_Material:_
——

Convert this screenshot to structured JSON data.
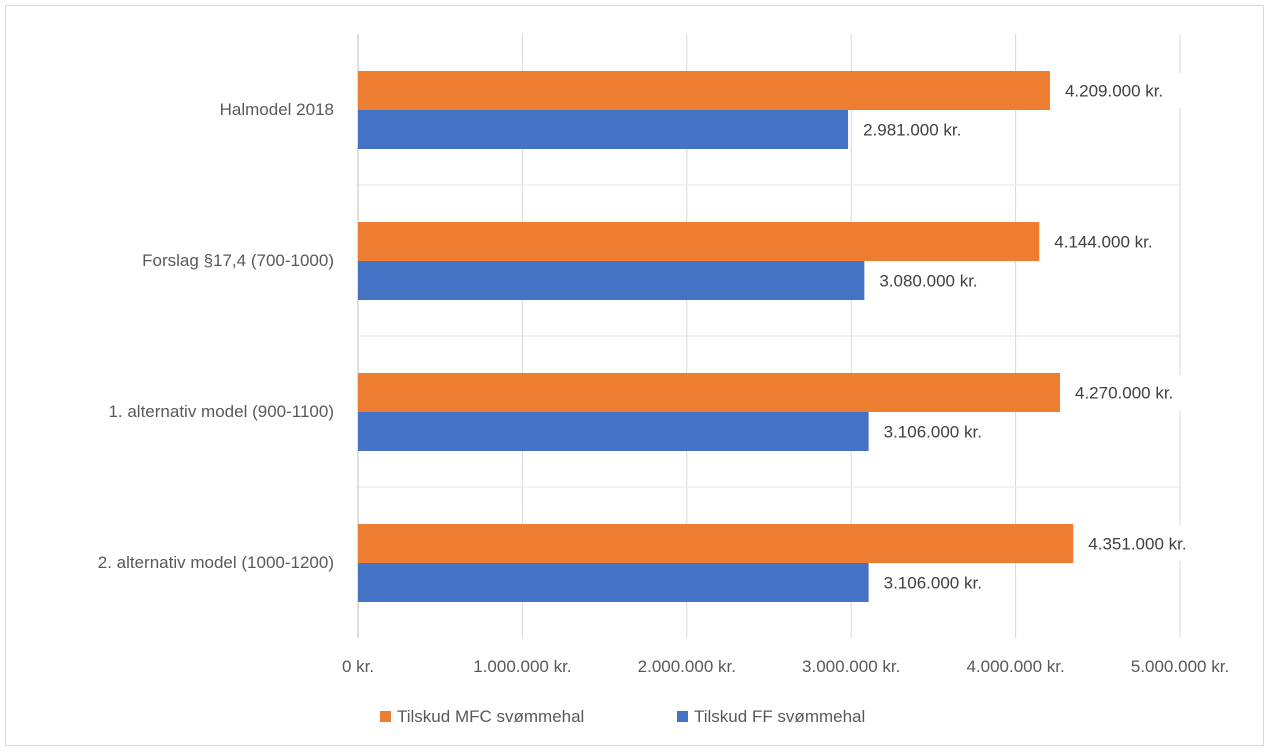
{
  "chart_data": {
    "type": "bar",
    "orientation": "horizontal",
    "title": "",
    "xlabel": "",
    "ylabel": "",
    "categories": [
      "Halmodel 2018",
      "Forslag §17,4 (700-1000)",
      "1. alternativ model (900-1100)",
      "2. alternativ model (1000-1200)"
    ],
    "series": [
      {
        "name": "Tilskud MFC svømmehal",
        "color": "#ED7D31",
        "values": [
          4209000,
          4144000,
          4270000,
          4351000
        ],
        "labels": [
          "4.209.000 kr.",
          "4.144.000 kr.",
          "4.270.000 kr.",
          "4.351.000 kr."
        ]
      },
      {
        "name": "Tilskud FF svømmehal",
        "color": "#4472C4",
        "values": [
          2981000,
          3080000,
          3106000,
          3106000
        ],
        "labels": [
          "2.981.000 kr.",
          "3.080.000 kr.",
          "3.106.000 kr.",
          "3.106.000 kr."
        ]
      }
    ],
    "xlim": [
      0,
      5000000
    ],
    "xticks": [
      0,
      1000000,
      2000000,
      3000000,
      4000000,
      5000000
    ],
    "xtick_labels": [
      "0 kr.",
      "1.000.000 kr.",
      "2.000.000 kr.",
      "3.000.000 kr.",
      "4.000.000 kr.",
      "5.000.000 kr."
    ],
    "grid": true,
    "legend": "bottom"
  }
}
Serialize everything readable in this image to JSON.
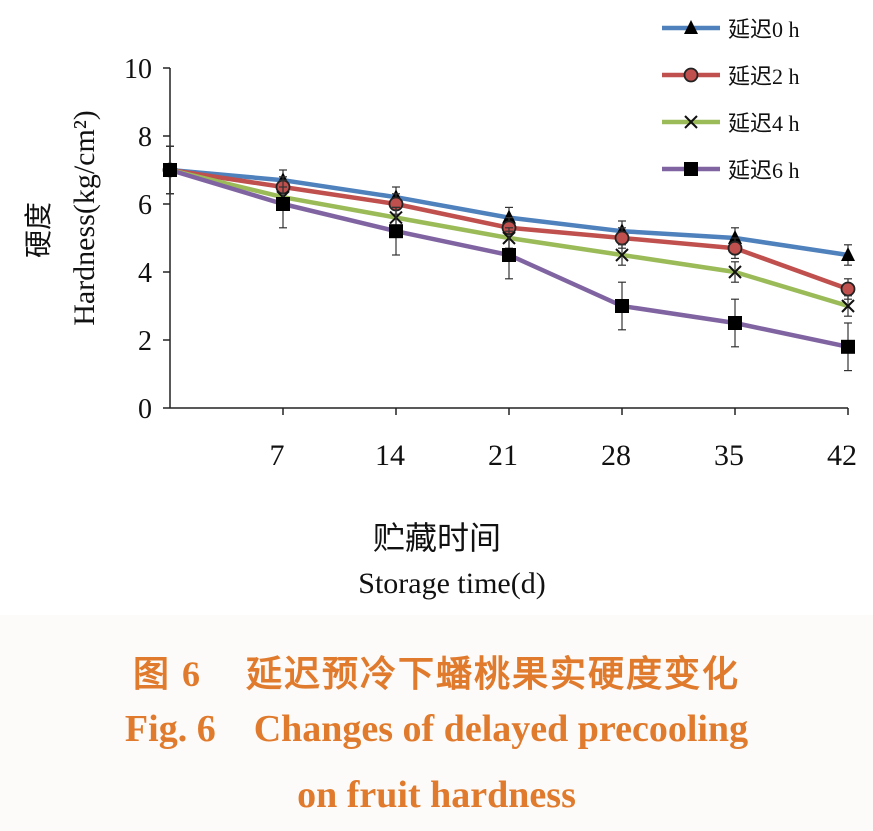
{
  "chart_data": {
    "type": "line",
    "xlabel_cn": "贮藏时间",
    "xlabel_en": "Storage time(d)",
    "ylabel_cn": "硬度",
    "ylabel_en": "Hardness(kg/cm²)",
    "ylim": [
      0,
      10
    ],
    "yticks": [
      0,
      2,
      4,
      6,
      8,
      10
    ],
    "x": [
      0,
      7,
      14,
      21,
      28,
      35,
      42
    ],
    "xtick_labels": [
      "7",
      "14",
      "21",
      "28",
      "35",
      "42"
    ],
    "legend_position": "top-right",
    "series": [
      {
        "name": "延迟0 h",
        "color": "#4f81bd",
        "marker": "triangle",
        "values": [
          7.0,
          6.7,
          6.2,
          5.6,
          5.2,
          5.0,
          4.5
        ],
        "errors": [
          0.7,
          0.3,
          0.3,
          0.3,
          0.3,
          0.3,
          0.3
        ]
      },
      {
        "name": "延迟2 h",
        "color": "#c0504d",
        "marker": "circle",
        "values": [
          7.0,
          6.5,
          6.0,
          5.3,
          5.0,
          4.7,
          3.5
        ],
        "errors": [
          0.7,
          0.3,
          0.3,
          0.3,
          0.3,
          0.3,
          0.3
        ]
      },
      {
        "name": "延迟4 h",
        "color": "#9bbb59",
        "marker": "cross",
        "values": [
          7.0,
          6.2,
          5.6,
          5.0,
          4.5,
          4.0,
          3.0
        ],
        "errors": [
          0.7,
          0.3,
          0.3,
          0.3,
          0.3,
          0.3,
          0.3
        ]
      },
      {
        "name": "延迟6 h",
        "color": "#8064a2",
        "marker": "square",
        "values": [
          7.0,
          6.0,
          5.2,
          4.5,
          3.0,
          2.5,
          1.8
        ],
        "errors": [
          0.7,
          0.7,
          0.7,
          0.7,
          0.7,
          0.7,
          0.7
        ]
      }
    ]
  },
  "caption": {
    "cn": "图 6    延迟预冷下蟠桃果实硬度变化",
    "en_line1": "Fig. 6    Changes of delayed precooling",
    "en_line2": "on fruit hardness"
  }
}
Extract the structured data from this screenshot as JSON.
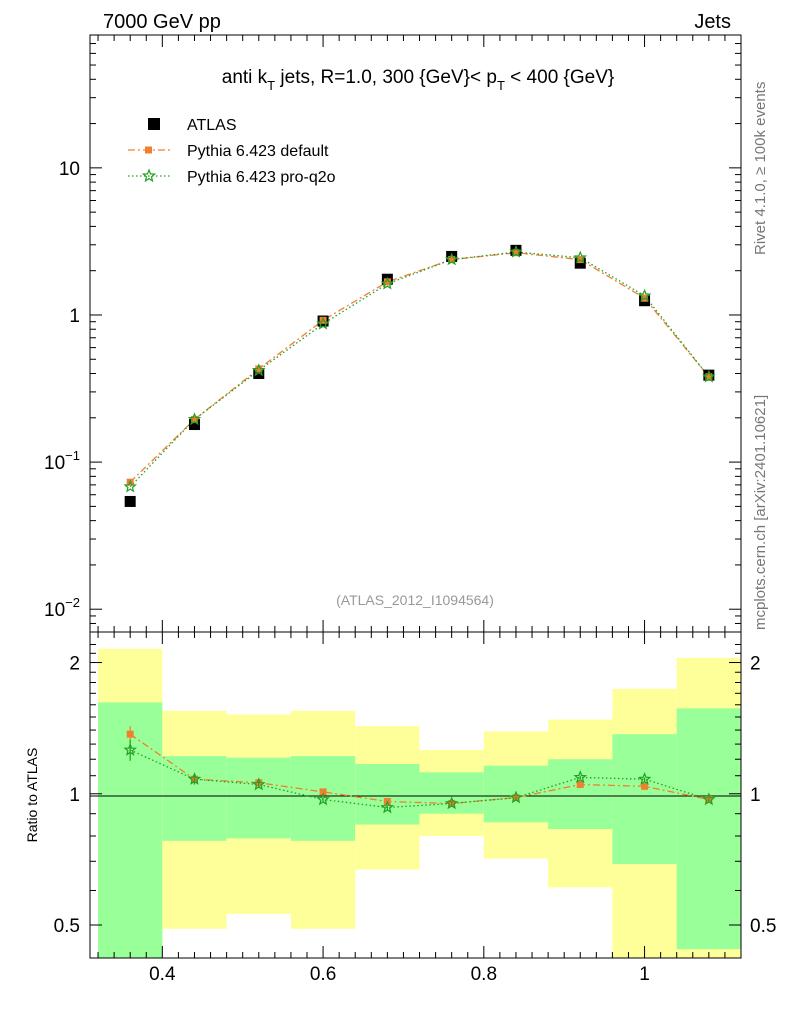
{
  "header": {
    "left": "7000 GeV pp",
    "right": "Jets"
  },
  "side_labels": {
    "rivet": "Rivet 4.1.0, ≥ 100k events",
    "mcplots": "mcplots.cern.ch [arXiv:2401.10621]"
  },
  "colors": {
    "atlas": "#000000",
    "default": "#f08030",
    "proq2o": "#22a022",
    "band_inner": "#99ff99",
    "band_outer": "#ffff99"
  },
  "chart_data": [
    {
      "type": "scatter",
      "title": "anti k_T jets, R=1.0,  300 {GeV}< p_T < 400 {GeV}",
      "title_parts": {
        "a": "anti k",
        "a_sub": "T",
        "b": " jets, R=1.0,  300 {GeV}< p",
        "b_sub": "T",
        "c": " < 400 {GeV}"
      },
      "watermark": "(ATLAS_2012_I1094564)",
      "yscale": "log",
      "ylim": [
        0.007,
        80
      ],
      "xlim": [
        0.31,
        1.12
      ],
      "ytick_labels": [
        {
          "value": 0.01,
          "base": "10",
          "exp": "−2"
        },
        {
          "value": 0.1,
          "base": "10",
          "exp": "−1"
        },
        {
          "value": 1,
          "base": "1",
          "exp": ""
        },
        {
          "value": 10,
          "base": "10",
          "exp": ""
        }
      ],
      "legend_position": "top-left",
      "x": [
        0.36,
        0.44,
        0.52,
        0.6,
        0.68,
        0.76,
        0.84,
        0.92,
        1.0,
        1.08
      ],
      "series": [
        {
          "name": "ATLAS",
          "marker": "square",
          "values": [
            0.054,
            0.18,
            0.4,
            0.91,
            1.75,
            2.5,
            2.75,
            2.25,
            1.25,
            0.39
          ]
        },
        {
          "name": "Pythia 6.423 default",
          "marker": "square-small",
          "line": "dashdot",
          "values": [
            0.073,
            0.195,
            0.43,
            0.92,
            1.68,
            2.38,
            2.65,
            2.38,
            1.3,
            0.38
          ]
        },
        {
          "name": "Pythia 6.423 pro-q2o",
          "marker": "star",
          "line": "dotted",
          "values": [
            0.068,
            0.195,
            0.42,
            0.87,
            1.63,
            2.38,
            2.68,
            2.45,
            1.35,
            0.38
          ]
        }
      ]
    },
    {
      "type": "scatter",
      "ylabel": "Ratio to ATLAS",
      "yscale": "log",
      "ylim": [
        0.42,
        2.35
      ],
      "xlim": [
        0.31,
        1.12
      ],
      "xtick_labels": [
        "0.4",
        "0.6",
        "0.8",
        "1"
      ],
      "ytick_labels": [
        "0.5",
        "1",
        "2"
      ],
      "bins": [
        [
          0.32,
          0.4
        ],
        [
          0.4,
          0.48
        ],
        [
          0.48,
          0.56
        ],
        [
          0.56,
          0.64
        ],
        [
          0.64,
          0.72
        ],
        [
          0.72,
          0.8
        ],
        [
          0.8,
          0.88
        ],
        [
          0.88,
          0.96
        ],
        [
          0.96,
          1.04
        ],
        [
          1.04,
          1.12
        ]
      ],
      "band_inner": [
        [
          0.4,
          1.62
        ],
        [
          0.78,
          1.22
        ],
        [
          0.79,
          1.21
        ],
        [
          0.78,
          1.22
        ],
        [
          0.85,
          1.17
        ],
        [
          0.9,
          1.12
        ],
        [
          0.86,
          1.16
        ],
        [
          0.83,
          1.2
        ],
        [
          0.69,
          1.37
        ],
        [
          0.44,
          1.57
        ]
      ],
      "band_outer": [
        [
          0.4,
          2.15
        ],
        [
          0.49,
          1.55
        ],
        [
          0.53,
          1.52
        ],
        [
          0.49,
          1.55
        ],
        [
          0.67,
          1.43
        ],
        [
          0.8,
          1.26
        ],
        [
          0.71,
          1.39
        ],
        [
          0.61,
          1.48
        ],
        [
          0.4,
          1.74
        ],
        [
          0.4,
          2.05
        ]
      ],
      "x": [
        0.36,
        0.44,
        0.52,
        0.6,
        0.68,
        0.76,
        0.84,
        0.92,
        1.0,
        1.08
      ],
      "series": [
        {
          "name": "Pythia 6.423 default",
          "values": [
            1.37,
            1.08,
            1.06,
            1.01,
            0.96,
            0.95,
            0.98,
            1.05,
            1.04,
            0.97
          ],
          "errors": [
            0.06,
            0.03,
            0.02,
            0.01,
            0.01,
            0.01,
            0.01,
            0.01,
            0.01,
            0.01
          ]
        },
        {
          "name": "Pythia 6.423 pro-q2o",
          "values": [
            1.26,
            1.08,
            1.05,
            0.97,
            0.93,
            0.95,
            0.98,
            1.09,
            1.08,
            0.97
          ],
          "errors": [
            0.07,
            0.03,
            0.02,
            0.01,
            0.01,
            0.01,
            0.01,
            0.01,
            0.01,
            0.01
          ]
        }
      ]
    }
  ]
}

——

_Set problem:_
Pull out each line of the entries that contains "anti".

_Output below:_
      "title": "anti k_T jets, R=1.0,  300 {GeV}< p_T < 400 {GeV}",
        "a": "anti k",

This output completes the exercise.